▸ **GIVEN TASK**:
Find the string "name" in the entries and copy each line that has it.

▸ **INPUT**:

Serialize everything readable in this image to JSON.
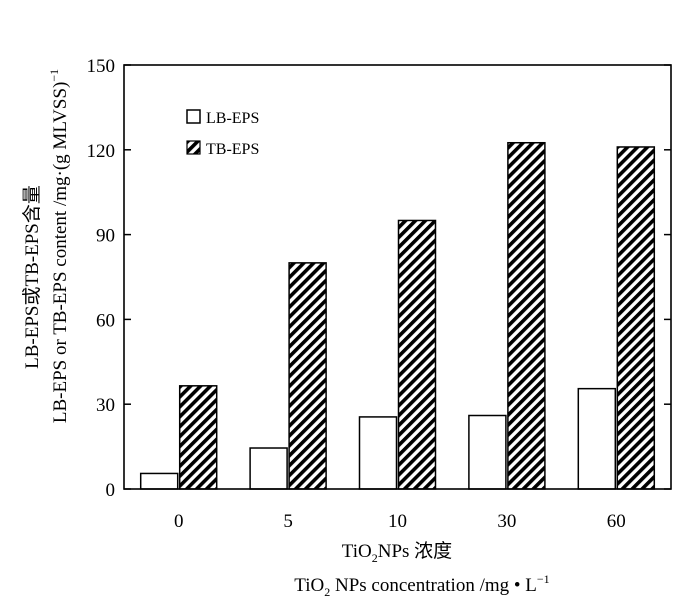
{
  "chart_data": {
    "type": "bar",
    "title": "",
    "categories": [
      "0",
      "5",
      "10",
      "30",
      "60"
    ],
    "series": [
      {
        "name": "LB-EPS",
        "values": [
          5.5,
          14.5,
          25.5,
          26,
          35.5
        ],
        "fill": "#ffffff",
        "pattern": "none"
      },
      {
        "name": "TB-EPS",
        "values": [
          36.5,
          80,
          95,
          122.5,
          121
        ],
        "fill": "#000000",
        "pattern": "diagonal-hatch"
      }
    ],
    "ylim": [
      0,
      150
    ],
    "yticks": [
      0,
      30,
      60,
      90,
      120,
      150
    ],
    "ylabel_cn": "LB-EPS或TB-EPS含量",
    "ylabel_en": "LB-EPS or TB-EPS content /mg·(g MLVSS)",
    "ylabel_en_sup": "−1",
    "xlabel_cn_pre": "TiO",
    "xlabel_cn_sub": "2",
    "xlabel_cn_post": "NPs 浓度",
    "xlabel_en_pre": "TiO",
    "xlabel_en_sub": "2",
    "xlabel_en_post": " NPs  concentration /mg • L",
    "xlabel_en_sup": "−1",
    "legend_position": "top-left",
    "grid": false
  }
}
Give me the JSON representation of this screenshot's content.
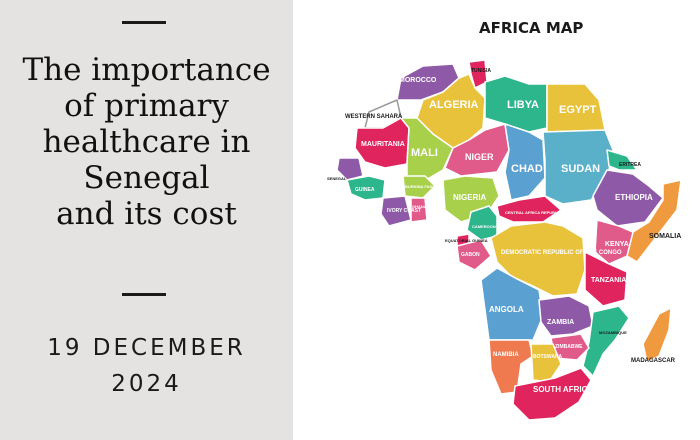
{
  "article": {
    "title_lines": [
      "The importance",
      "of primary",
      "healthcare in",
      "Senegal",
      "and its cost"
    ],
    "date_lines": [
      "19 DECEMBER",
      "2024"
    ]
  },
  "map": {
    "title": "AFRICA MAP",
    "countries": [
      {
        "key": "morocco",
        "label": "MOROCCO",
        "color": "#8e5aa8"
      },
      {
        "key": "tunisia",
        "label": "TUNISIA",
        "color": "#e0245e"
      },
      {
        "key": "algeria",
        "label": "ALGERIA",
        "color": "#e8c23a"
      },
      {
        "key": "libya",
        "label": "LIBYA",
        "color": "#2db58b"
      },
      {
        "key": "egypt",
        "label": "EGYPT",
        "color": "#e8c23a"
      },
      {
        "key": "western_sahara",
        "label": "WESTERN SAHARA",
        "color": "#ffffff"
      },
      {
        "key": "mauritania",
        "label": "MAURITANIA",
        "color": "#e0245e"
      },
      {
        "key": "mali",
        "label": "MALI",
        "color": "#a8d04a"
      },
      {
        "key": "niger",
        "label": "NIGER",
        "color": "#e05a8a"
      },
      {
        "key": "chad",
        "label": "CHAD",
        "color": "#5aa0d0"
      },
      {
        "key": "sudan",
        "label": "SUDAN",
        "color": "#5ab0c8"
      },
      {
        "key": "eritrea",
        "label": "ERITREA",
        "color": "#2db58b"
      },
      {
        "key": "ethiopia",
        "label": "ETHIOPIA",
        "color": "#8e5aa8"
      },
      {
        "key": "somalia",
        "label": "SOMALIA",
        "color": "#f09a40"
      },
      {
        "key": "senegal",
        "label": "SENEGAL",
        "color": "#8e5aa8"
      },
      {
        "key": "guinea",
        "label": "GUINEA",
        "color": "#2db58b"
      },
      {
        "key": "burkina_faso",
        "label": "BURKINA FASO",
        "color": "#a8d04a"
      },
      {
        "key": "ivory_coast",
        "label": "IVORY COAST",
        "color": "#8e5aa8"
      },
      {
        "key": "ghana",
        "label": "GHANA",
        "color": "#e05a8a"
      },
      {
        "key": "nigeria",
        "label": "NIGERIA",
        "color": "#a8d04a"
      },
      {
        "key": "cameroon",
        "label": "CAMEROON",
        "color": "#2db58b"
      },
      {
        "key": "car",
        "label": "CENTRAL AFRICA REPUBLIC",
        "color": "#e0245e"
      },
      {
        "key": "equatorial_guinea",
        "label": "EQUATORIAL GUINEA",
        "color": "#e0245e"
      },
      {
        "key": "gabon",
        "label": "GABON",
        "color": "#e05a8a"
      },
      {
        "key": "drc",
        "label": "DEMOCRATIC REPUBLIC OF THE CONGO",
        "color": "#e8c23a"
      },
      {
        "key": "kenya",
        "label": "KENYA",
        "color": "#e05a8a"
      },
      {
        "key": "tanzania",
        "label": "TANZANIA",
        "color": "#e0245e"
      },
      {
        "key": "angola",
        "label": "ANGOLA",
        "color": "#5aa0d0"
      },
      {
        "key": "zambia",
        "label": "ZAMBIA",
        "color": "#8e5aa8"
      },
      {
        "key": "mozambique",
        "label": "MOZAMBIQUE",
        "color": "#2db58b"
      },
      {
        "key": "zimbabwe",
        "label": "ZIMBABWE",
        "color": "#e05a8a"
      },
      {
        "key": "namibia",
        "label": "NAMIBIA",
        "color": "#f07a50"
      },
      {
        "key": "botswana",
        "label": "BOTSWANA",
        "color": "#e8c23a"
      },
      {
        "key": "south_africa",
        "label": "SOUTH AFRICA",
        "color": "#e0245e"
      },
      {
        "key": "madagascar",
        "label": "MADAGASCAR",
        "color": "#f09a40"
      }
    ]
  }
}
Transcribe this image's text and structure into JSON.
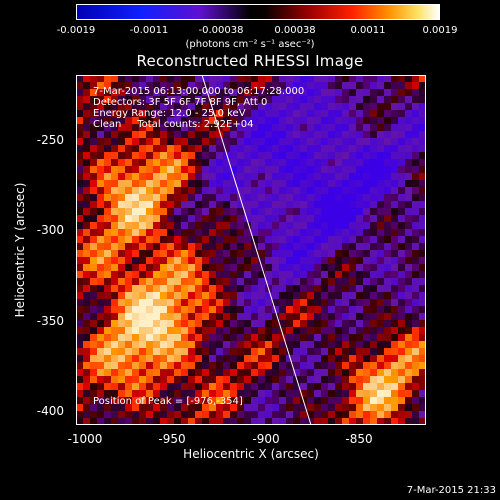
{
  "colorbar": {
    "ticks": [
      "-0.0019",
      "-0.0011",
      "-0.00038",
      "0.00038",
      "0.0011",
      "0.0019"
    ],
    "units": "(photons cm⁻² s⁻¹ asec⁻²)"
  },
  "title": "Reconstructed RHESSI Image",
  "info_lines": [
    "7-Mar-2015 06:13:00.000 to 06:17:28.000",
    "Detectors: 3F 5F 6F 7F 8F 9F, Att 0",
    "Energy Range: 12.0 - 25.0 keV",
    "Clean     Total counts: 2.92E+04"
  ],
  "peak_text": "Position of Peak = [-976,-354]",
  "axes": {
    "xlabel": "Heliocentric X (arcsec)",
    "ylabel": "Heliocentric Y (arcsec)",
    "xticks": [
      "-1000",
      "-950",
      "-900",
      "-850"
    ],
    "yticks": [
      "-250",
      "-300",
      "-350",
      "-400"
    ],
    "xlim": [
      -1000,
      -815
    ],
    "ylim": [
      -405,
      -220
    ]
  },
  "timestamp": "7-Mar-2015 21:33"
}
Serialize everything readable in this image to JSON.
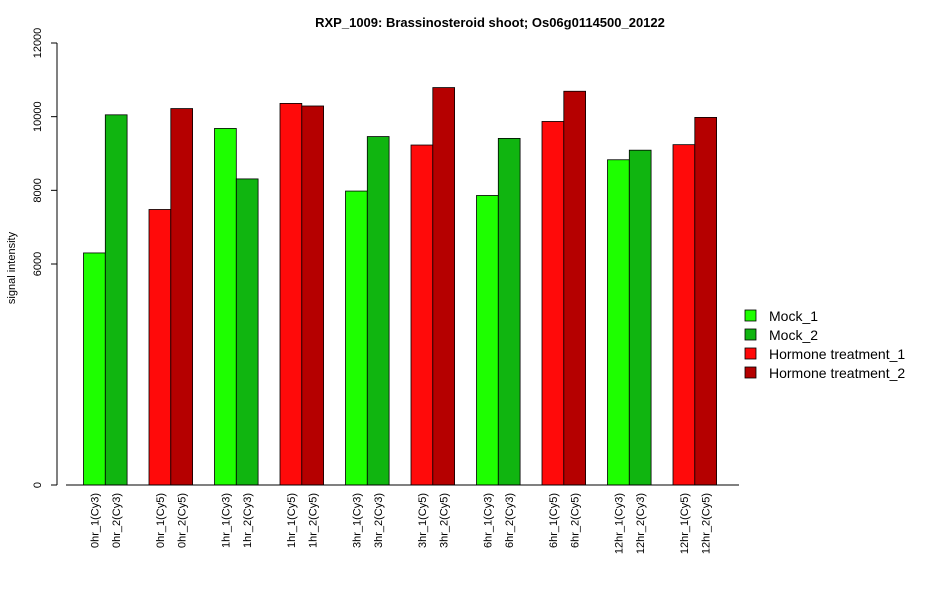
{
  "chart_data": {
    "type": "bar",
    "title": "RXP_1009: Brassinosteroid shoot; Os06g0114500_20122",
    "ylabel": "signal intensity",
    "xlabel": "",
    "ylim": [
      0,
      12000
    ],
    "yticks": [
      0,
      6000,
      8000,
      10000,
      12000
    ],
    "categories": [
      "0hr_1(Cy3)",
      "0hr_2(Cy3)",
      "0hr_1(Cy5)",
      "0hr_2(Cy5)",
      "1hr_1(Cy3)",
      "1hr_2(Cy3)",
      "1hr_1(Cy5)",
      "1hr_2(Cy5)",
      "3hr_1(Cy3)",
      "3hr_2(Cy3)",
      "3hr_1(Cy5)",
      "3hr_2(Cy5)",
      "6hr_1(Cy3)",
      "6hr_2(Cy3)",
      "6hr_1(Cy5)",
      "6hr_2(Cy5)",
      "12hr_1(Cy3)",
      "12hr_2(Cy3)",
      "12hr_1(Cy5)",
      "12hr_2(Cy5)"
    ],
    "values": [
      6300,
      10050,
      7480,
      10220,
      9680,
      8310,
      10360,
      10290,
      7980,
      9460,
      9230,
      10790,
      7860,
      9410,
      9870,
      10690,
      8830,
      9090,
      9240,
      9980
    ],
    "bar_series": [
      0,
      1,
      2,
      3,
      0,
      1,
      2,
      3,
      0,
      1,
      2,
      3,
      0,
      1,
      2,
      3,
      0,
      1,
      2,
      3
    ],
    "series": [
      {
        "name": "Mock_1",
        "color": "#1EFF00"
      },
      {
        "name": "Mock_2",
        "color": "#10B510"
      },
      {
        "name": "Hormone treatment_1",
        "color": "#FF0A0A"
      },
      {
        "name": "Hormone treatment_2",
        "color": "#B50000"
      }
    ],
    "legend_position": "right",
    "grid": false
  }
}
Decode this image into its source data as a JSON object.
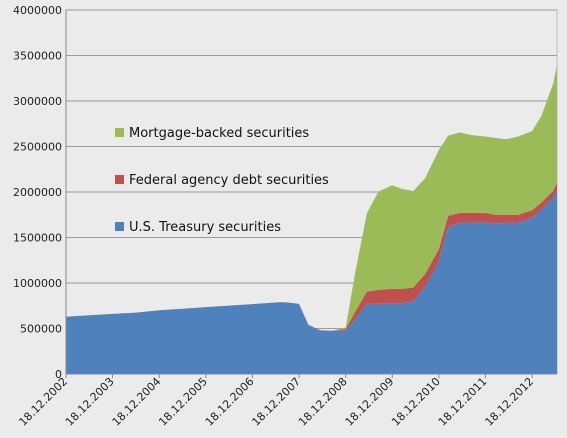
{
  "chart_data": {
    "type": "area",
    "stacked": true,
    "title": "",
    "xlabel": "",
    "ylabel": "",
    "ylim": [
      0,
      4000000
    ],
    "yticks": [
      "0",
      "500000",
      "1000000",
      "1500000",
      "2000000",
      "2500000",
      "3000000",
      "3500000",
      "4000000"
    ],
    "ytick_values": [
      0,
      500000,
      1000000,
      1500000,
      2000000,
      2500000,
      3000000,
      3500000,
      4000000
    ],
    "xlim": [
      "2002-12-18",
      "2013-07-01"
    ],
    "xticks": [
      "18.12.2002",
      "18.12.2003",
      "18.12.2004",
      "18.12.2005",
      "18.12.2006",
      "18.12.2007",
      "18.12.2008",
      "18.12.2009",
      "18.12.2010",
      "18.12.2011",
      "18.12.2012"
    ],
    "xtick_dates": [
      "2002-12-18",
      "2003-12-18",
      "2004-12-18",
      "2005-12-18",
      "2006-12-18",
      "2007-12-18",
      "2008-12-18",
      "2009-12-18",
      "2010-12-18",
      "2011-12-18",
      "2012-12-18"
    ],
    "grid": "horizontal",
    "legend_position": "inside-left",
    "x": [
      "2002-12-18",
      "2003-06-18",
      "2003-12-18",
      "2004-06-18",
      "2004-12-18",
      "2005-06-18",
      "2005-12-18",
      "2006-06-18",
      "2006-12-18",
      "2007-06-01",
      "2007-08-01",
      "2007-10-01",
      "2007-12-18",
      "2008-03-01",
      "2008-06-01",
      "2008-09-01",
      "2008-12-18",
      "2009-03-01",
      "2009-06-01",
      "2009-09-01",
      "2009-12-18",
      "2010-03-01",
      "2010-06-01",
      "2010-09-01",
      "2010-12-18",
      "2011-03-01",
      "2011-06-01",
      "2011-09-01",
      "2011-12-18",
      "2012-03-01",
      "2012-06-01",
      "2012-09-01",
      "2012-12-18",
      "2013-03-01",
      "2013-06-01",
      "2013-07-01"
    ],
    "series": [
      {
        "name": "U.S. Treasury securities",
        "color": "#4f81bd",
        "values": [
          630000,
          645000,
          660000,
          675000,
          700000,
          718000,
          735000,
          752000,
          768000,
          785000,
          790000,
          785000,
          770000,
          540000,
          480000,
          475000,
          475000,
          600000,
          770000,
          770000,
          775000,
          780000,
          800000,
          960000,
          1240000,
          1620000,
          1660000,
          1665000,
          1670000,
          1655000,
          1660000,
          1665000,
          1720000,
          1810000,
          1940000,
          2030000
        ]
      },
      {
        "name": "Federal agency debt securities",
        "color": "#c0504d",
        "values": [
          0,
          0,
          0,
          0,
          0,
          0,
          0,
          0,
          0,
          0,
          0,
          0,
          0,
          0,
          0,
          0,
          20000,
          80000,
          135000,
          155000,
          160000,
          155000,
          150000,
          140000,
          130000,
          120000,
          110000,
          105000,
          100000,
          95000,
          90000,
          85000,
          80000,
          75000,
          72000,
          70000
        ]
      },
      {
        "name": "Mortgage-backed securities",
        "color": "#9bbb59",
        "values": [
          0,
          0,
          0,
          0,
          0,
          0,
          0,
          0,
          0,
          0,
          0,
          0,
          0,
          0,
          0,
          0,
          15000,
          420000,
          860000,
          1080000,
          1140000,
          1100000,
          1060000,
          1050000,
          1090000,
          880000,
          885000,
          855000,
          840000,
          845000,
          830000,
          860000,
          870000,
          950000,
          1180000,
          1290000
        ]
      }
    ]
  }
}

▸ **EXERCISE RESULT**:
        "name": "LB-EPS",
        "name": "TB-EPS",
        "name": "Mock_1",
        "name": "Mock_2",
        "name": "Hormone treatment_1",
        "name": "Hormone treatment_2",
        "name": "U.S. Treasury securities",
        "name": "Federal agency debt securities",
        "name": "Mortgage-backed securities",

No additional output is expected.